▶ [RECORDS FOR THIS EXERCISE]:
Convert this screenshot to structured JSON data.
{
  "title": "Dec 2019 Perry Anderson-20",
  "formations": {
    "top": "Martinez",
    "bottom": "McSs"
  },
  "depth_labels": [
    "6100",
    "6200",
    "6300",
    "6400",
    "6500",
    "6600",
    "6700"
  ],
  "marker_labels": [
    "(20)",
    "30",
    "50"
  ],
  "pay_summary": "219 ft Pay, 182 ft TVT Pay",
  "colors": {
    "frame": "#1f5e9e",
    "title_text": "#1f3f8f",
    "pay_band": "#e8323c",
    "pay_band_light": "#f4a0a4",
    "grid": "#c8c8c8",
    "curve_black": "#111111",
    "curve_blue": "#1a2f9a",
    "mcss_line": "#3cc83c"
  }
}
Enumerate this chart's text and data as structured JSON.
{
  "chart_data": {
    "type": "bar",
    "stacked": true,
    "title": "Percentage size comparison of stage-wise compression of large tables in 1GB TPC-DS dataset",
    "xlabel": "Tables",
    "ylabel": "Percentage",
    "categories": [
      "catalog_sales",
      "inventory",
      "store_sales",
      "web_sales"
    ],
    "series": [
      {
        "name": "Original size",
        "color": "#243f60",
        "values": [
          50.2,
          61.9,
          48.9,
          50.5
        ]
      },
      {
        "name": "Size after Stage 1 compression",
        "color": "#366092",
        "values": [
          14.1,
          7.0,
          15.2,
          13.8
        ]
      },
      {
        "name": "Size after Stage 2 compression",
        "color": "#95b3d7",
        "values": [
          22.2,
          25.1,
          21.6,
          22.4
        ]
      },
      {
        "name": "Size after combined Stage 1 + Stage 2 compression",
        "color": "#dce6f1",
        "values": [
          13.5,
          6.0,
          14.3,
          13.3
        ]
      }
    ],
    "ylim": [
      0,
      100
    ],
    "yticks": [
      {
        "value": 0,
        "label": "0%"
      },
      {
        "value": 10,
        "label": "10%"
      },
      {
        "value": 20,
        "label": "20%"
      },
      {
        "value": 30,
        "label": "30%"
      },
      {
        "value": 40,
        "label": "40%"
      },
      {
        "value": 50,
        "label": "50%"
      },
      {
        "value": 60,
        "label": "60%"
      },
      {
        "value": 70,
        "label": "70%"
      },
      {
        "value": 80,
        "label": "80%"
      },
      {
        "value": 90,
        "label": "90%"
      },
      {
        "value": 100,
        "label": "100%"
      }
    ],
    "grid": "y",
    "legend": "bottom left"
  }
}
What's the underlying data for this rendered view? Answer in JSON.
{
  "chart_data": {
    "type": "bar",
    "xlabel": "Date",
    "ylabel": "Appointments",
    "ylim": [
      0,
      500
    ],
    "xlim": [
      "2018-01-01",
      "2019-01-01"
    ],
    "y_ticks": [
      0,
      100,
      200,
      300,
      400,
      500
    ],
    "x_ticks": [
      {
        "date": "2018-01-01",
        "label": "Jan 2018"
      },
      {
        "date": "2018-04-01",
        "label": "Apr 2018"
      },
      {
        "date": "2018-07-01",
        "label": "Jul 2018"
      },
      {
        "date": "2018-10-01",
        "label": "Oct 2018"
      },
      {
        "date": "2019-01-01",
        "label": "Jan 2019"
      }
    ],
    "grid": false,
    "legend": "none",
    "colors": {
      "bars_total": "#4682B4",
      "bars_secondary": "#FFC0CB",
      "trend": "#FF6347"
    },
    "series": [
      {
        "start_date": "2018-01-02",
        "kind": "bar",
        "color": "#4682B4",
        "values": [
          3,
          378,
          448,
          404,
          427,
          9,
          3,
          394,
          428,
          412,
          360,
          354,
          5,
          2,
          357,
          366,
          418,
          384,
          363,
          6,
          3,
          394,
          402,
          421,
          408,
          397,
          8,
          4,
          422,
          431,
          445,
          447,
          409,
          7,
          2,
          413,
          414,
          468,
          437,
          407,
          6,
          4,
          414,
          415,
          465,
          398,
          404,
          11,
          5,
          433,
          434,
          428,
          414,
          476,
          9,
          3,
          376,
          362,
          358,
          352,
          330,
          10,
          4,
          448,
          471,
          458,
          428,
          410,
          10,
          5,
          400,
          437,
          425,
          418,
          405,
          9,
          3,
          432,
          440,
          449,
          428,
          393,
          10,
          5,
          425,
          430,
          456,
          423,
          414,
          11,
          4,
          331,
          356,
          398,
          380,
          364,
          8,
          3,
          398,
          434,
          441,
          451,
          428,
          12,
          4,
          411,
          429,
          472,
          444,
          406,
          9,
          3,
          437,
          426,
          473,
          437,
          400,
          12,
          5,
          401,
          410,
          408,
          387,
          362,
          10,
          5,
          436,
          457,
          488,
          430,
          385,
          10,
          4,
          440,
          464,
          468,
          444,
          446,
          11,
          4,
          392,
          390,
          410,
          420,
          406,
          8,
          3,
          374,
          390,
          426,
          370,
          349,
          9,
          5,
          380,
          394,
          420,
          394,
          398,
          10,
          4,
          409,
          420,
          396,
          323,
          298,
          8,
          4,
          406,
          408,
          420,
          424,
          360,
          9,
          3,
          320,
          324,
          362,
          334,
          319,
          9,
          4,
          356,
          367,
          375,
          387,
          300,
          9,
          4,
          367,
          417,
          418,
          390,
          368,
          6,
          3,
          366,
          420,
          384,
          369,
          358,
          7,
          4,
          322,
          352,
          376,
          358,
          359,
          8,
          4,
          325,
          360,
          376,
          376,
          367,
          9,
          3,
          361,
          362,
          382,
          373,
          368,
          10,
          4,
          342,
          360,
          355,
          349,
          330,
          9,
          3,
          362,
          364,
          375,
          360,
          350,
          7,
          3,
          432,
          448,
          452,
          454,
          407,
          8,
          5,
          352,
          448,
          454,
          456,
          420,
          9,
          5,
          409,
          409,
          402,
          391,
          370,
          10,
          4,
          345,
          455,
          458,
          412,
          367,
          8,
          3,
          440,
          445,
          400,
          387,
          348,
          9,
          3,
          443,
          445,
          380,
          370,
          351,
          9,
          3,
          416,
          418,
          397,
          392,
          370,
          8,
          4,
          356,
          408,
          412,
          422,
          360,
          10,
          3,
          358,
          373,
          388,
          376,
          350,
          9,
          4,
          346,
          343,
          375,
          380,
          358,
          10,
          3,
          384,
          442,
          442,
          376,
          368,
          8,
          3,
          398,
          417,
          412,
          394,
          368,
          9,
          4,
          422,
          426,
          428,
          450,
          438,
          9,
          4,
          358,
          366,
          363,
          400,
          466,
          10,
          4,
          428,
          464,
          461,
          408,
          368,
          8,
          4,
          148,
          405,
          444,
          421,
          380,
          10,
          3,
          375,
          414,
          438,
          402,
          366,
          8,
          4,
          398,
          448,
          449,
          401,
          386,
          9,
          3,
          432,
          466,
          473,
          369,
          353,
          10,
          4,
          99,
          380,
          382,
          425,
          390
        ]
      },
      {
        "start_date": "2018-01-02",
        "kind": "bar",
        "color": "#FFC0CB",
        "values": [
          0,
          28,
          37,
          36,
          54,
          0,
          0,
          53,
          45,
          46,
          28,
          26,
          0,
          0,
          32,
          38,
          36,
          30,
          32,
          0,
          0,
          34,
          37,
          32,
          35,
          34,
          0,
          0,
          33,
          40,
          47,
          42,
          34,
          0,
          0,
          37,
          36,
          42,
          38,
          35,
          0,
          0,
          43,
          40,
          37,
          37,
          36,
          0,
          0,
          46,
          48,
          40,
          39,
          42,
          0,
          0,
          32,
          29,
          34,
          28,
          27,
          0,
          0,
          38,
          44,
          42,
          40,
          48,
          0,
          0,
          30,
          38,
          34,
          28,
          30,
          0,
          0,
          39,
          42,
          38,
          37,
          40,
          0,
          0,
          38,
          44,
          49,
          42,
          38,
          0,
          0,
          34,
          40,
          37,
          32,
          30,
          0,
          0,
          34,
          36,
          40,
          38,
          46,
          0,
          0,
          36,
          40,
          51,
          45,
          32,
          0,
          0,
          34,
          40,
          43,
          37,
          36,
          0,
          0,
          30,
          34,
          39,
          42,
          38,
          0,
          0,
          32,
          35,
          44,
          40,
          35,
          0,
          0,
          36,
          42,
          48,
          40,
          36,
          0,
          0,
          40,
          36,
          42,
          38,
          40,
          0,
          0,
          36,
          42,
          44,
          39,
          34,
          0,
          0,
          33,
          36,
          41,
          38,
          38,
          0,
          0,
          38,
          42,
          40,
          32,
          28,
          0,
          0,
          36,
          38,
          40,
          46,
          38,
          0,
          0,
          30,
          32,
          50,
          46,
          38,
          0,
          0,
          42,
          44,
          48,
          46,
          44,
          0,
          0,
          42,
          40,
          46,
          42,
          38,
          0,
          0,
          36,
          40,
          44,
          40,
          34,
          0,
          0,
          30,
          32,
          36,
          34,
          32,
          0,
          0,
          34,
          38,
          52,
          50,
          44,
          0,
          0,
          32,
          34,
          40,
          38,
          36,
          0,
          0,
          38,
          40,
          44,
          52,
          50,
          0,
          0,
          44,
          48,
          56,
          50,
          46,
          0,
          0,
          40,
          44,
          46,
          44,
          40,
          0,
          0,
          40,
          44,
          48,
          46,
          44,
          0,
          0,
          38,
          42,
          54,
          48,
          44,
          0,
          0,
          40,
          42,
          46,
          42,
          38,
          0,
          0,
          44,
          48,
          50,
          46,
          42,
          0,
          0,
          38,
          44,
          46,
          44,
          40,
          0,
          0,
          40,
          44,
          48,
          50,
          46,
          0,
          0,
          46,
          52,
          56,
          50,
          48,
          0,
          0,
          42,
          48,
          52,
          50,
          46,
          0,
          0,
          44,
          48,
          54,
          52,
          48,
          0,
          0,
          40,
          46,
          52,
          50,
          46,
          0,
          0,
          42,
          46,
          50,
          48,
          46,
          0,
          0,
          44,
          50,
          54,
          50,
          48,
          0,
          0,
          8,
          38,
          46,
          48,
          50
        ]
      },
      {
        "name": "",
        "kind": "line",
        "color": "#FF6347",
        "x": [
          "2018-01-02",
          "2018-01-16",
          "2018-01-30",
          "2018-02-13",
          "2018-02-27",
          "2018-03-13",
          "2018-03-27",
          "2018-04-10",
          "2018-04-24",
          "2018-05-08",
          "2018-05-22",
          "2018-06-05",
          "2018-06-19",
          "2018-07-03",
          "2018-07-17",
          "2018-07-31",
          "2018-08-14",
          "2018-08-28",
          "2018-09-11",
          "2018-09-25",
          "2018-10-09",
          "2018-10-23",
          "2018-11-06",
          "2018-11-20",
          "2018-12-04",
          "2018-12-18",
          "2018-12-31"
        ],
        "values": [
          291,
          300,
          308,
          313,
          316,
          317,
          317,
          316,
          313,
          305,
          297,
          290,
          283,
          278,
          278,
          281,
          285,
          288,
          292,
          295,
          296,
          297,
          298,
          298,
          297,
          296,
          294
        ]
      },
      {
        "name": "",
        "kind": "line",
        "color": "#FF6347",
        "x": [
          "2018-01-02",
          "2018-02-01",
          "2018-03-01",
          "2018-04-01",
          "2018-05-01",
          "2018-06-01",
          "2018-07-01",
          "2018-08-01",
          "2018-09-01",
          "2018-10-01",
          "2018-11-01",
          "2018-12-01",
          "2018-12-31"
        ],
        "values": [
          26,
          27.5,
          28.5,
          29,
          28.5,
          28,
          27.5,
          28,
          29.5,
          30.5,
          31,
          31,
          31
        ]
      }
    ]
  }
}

▶ [SHORT EXERCISE]: What is the number of lines holding the word "after"? State it alone.

▶ [RESPONSE TO THIS EXERCISE]: 3